EXERCISE AIM:
Identify the lines that contain the word "legally" and copy each one.

>> Begin GIVEN RECORDS

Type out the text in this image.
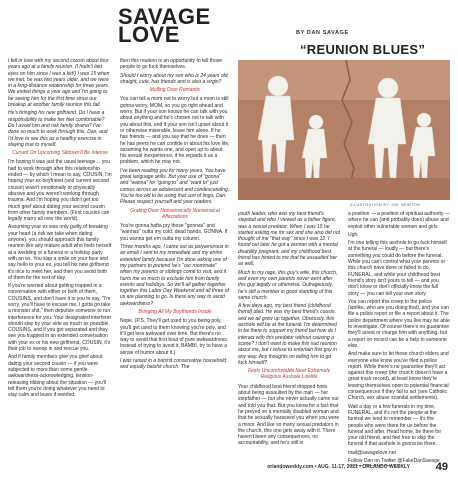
SAVAGE
LOVE	BY DAN SAVAGE
“REUNION BLUES”
ILLUSTRATION BY JOE NEWTON

I fell in love with my second cousin about four years ago at a family reunion. (I hadn't laid eyes on him since I was a kid!) I was 15 when we met, he was two years older, and we were in a long-distance relationship for three years. We ended things a year ago and I'm going to be seeing him for the first time since our breakup at another family reunion this fall.

He's bringing his new girlfriend. Do I have a responsibility to make her feel comfortable? Do I avoid him and risk family drama? I've done so much to work through this, Dan, and I'd love to see this as a healthy exercise in staying true to myself.

Cursed On Upcoming Sitdown'll Be Intense

I'm hoping it was just the usual teenage… you had to work through after this relationship ended — by which I mean to say, COUSIN, I'm hoping your ex-boyfriend (and current second cousin) wasn't emotionally or physically abusive and you weren't working through trauma. And I'm hoping you didn't get too much grief about dating your second cousin from other family members. (First cousins can legally marry all over the world).

Assuming your ex was only guilty of breaking your heart (a risk we take when dating anyone), you should approach this family reunion like any mature adult who finds herself at a wedding or a funeral or a holiday party with an ex. You slap a smile on your face and say hello to your ex, you tell his new girlfriend it's nice to meet her, and then you avoid both of them for the rest of day.

If you're worried about getting trapped in a conversation with either or both of them, COUSINS, and don't have it in you to say, "I'm sorry, you'll have to excuse me, I gotta go take a monster shit," then deputize someone to run interference for you. Your designated interferer should stay by your side as much as possible, COUSINS, and if you get separated and they see you trapped in an extended conversation with your ex or his new girlfriend, COUSIN, it's their job to swoop in and rescue you.

And if family members give you grief about dating your second cousin — if you were subjected to more than some gentle awkwardness-acknowledging, tension-releasing ribbing about the situation — you'll tell them you're doing whatever you need to stay calm and leave if needed.

then this reunion is an opportunity to tell those people to go fuck themselves.

Should I worry about my son who is 24 years old, straight, cute, has friends and is also a virgin?

Mulling Over Romantic

You can tell a mom not to worry but a mom is still gonna worry, MOM, so you go right ahead and worry. But if your son knows he can talk with you about anything and he's chosen not to talk with you about this, and if your son isn't upset about it or otherwise miserable, leave him alone. If he has friends — and you say that he does — then he has peers he can confide in about his love life, assuming he wants one, and open up to about his sexual inexperience, if he regards it as a problem, which he may not.

I've been reading you for many years. You have great language skills. But your use of "gonna" and "wanna" for "going to" and "want to" just comes across as adolescent and condescending. You're too old to be using that sort of lingo, Dan. Please respect yourself and your readers.

Grating Over Nonsensically Nonsensical Affectations

You're gonna hafta pry those "gonnas" and "wannas" outta my cold, dead hands, GONNA. If you wanna get em outta my column.

Three months ago, I came out as polyamorous in an email I sent to my immediate and my entire extended family because I'm done asking one of my partners to pretend he's "our roommate" when my parents or siblings come to visit, and it hurts me so much to exclude him from family events and holidays. So we'll all gather together together this Labor Day Weekend and all three of us are planning to go. Is there any way to avoid awkwardness?

Bringing All My Boyfriends Inside

Nope. (P.S. They'll get used to you being poly, you'll get used to them knowing you're poly, and it'll get less awkward over time. But there's no way to avoid that first bout of pure awkwardness. Instead of trying to avoid it, BAMBI, try to have a sense of humor about it.)

I was raised in a batshit conservative household and equally batshit church. The

youth leader, who was my best friend's stepdad and who I viewed as a father figure, was a sexual predator. When I was 15 he started asking me for sex and she also did not thought of me "that way" since I was 12. I found out later he got a woman with a mental disability pregnant, and my childhood best friend has hinted to me that he assaulted her as well.

Much to my rage, this guy's wife, this church, and even my own parents never went after this guy legally or otherwise. Outrageously, he's still a member in good standing of this same church.

A few days ago, my best friend (childhood friend) died. He was my best friend's cousin, and we all grew up together. Obviously, this asshole will be at the funeral. I'm determined to be there to support my friend but how do I interact with this predator without causing a scene? I don't want to make this sad reunion about me, but I refuse to entertain this guy in any way. Any thoughts on telling him to go fuck himself?

Feels Uncomfortable Near Extremely Religious Asshole Lowlife

Your childhood best friend dropped hints about being assaulted by the man — her stepfather — but she never actually came out and told you that. But you know for a fact that he preyed on a mentally disabled woman and that he sexually harassed you when you were a minor. And like so many sexual predators in the church, this one gets away with it. There haven't been any consequences, no accountability, and he's still in

a position — a position of spiritual authority — where he can (and probably does) abuse and exploit other vulnerable women and girls.

Ugh.

I'm one telling this asshole to go fuck himself at the funeral — loudly — but there's something you could do before the funeral. While you can't control what your parents or this church have done or failed to do, FUNERAL, and while your childhood best friend's story isn't yours to tell — and you don't know or don't officially know the full story — you can tell your own story.

You can report this creep to the police (ianlike, who are you doing that), and you can file a police report or file a report about it. The police department where you live may be able to investigate. Of course there's no guarantee they'll arrest or charge him with anything, but a report on record can be a help to someone else.

And make sure to let those church elders and everyone else know you've filed a police report. While there's no guarantee they'll act against this creep (the church doesn't have a great track record), at least know they're leaving themselves open to potential financial consequences if they fail to act (see Catholic Church, sex abuse scandal settlements).

Wait a day or a few funerals in my time, FUNERAL, and it's not the people at the funeral we tend to remember — it's the people who were there for us before the funeral and after. Head home, be there for your old friend, and feel free to skip the funeral if that asshole is gonna be there.

mail@savagelove.net

Follow Dan on Twitter @FakeDanSavage

orlandoweekly.com • AUG. 11-17, 2021 • ORLANDO WEEKLY 49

>> End GIVEN RECORDS

FINISHED EXERCISE:
I'm hoping it was just the usual teenage… you had to work through after this relationship ended — by which I mean to say, COUSIN, I'm hoping your ex-boyfriend (and current second cousin) wasn't emotionally or physically abusive and you weren't working through trauma. And I'm hoping you didn't get too much grief about dating your second cousin from other family members. (First cousins can legally marry all over the world).
Much to my rage, this guy's wife, this church, and even my own parents never went after this guy legally or otherwise. Outrageously, he's still a member in good standing of this same church.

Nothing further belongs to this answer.